Can you quote the records below in full, word for word?

— Start of Records to process —

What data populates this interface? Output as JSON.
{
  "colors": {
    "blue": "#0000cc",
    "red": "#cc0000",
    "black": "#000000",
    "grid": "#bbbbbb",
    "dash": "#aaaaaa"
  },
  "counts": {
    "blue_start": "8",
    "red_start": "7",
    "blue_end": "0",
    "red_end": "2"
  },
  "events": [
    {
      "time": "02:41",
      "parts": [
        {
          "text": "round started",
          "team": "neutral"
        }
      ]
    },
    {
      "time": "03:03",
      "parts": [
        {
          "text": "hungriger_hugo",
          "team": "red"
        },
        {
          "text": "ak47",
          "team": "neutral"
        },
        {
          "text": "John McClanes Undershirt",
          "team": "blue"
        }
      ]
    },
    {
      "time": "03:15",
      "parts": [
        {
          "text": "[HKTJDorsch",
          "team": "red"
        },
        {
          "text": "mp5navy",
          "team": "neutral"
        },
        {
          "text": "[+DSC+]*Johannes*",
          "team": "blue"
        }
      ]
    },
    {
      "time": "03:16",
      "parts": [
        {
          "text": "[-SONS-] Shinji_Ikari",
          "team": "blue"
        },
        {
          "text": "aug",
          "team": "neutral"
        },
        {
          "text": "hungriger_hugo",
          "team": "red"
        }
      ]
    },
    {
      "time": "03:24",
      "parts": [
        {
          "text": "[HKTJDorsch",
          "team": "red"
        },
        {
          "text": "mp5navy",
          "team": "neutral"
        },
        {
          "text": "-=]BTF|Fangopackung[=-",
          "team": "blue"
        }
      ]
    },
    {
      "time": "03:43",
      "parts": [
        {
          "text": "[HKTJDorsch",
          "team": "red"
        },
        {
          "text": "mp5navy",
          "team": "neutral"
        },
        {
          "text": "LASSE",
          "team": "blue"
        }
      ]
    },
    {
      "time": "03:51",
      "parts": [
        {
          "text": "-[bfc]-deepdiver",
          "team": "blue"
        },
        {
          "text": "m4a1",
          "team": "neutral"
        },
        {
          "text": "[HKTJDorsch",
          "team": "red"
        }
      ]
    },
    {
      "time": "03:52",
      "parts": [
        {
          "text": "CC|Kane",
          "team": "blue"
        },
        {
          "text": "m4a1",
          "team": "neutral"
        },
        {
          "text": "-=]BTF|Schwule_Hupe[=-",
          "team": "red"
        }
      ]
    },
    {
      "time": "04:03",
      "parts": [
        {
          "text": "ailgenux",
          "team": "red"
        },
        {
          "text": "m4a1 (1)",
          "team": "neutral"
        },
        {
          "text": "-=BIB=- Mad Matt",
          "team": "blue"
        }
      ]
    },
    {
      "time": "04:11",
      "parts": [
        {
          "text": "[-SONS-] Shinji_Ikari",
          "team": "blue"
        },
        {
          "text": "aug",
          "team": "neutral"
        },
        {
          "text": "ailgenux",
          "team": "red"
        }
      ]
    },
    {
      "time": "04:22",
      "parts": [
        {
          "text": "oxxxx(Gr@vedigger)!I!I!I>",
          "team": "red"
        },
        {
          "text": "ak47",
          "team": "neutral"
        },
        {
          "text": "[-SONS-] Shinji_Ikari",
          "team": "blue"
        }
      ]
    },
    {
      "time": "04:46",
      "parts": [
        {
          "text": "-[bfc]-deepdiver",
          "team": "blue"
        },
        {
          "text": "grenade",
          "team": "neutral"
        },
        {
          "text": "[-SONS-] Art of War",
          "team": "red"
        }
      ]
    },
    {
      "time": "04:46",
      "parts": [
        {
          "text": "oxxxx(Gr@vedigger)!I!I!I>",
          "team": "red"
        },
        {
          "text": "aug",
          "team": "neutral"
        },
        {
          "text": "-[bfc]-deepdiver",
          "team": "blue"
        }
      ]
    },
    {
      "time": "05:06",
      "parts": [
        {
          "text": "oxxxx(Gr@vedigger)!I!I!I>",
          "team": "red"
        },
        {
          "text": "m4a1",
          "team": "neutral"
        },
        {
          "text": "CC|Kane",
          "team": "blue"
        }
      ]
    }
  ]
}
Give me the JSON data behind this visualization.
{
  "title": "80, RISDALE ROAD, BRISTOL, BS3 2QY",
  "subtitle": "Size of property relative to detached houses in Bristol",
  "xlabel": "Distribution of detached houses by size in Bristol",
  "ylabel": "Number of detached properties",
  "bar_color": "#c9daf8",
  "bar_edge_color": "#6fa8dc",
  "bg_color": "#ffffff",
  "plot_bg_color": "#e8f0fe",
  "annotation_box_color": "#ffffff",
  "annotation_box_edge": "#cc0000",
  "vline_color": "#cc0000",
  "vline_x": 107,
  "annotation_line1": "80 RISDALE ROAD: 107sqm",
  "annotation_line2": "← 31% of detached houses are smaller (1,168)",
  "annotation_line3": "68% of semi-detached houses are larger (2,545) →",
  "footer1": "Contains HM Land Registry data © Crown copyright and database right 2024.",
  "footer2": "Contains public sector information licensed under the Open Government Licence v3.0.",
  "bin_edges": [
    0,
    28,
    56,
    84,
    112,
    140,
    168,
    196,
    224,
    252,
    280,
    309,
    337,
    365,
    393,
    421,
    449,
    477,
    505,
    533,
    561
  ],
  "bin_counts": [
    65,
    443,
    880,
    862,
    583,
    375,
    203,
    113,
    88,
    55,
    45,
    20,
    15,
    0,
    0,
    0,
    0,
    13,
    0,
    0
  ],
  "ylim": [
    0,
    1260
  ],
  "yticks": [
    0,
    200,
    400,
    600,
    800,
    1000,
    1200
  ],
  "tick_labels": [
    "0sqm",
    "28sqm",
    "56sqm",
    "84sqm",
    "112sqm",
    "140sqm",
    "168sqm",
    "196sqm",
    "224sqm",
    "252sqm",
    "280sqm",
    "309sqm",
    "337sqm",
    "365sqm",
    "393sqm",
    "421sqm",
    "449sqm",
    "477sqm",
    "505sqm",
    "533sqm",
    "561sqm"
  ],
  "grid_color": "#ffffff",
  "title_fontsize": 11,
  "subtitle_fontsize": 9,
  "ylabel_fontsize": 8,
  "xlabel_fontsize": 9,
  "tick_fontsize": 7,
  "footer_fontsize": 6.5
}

— End of Records to process —

→ **Answer for this exercise**:
What data populates this interface? Output as JSON.
{
  "colors": {
    "blue": "#0000cc",
    "red": "#cc0000",
    "black": "#000000",
    "grid": "#bbbbbb",
    "dash": "#aaaaaa"
  },
  "counts": {
    "blue_start": "8",
    "red_start": "7",
    "blue_end": "0",
    "red_end": "2"
  },
  "events": [
    {
      "time": "02:41",
      "parts": [
        {
          "text": "round started",
          "team": "neutral"
        }
      ]
    },
    {
      "time": "03:03",
      "parts": [
        {
          "text": "hungriger_hugo",
          "team": "red"
        },
        {
          "text": "ak47",
          "team": "neutral"
        },
        {
          "text": "John McClanes Undershirt",
          "team": "blue"
        }
      ]
    },
    {
      "time": "03:15",
      "parts": [
        {
          "text": "[HKTJDorsch",
          "team": "red"
        },
        {
          "text": "mp5navy",
          "team": "neutral"
        },
        {
          "text": "[+DSC+]*Johannes*",
          "team": "blue"
        }
      ]
    },
    {
      "time": "03:16",
      "parts": [
        {
          "text": "[-SONS-] Shinji_Ikari",
          "team": "blue"
        },
        {
          "text": "aug",
          "team": "neutral"
        },
        {
          "text": "hungriger_hugo",
          "team": "red"
        }
      ]
    },
    {
      "time": "03:24",
      "parts": [
        {
          "text": "[HKTJDorsch",
          "team": "red"
        },
        {
          "text": "mp5navy",
          "team": "neutral"
        },
        {
          "text": "-=]BTF|Fangopackung[=-",
          "team": "blue"
        }
      ]
    },
    {
      "time": "03:43",
      "parts": [
        {
          "text": "[HKTJDorsch",
          "team": "red"
        },
        {
          "text": "mp5navy",
          "team": "neutral"
        },
        {
          "text": "LASSE",
          "team": "blue"
        }
      ]
    },
    {
      "time": "03:51",
      "parts": [
        {
          "text": "-[bfc]-deepdiver",
          "team": "blue"
        },
        {
          "text": "m4a1",
          "team": "neutral"
        },
        {
          "text": "[HKTJDorsch",
          "team": "red"
        }
      ]
    },
    {
      "time": "03:52",
      "parts": [
        {
          "text": "CC|Kane",
          "team": "blue"
        },
        {
          "text": "m4a1",
          "team": "neutral"
        },
        {
          "text": "-=]BTF|Schwule_Hupe[=-",
          "team": "red"
        }
      ]
    },
    {
      "time": "04:03",
      "parts": [
        {
          "text": "ailgenux",
          "team": "red"
        },
        {
          "text": "m4a1 (1)",
          "team": "neutral"
        },
        {
          "text": "-=BIB=- Mad Matt",
          "team": "blue"
        }
      ]
    },
    {
      "time": "04:11",
      "parts": [
        {
          "text": "[-SONS-] Shinji_Ikari",
          "team": "blue"
        },
        {
          "text": "aug",
          "team": "neutral"
        },
        {
          "text": "ailgenux",
          "team": "red"
        }
      ]
    },
    {
      "time": "04:22",
      "parts": [
        {
          "text": "oxxxx(Gr@vedigger)!I!I!I>",
          "team": "red"
        },
        {
          "text": "ak47",
          "team": "neutral"
        },
        {
          "text": "[-SONS-] Shinji_Ikari",
          "team": "blue"
        }
      ]
    },
    {
      "time": "04:46",
      "parts": [
        {
          "text": "-[bfc]-deepdiver",
          "team": "blue"
        },
        {
          "text": "grenade",
          "team": "neutral"
        },
        {
          "text": "[-SONS-] Art of War",
          "team": "red"
        }
      ]
    },
    {
      "time": "04:46",
      "parts": [
        {
          "text": "oxxxx(Gr@vedigger)!I!I!I>",
          "team": "red"
        },
        {
          "text": "aug",
          "team": "neutral"
        },
        {
          "text": "-[bfc]-deepdiver",
          "team": "blue"
        }
      ]
    },
    {
      "time": "05:06",
      "parts": [
        {
          "text": "oxxxx(Gr@vedigger)!I!I!I>",
          "team": "red"
        },
        {
          "text": "m4a1",
          "team": "neutral"
        },
        {
          "text": "CC|Kane",
          "team": "blue"
        }
      ]
    }
  ]
}
Give me the JSON data behind this visualization.
{
  "title": "80, RISDALE ROAD, BRISTOL, BS3 2QY",
  "subtitle": "Size of property relative to detached houses in Bristol",
  "xlabel": "Distribution of detached houses by size in Bristol",
  "ylabel": "Number of detached properties",
  "bar_color": "#c9daf8",
  "bar_edge_color": "#6fa8dc",
  "bg_color": "#ffffff",
  "plot_bg_color": "#e8f0fe",
  "annotation_box_color": "#ffffff",
  "annotation_box_edge": "#cc0000",
  "vline_color": "#cc0000",
  "vline_x": 107,
  "annotation_line1": "80 RISDALE ROAD: 107sqm",
  "annotation_line2": "← 31% of detached houses are smaller (1,168)",
  "annotation_line3": "68% of semi-detached houses are larger (2,545) →",
  "footer1": "Contains HM Land Registry data © Crown copyright and database right 2024.",
  "footer2": "Contains public sector information licensed under the Open Government Licence v3.0.",
  "bin_edges": [
    0,
    28,
    56,
    84,
    112,
    140,
    168,
    196,
    224,
    252,
    280,
    309,
    337,
    365,
    393,
    421,
    449,
    477,
    505,
    533,
    561
  ],
  "bin_counts": [
    65,
    443,
    880,
    862,
    583,
    375,
    203,
    113,
    88,
    55,
    45,
    20,
    15,
    0,
    0,
    0,
    0,
    13,
    0,
    0
  ],
  "ylim": [
    0,
    1260
  ],
  "yticks": [
    0,
    200,
    400,
    600,
    800,
    1000,
    1200
  ],
  "tick_labels": [
    "0sqm",
    "28sqm",
    "56sqm",
    "84sqm",
    "112sqm",
    "140sqm",
    "168sqm",
    "196sqm",
    "224sqm",
    "252sqm",
    "280sqm",
    "309sqm",
    "337sqm",
    "365sqm",
    "393sqm",
    "421sqm",
    "449sqm",
    "477sqm",
    "505sqm",
    "533sqm",
    "561sqm"
  ],
  "grid_color": "#ffffff",
  "title_fontsize": 11,
  "subtitle_fontsize": 9,
  "ylabel_fontsize": 8,
  "xlabel_fontsize": 9,
  "tick_fontsize": 7,
  "footer_fontsize": 6.5
}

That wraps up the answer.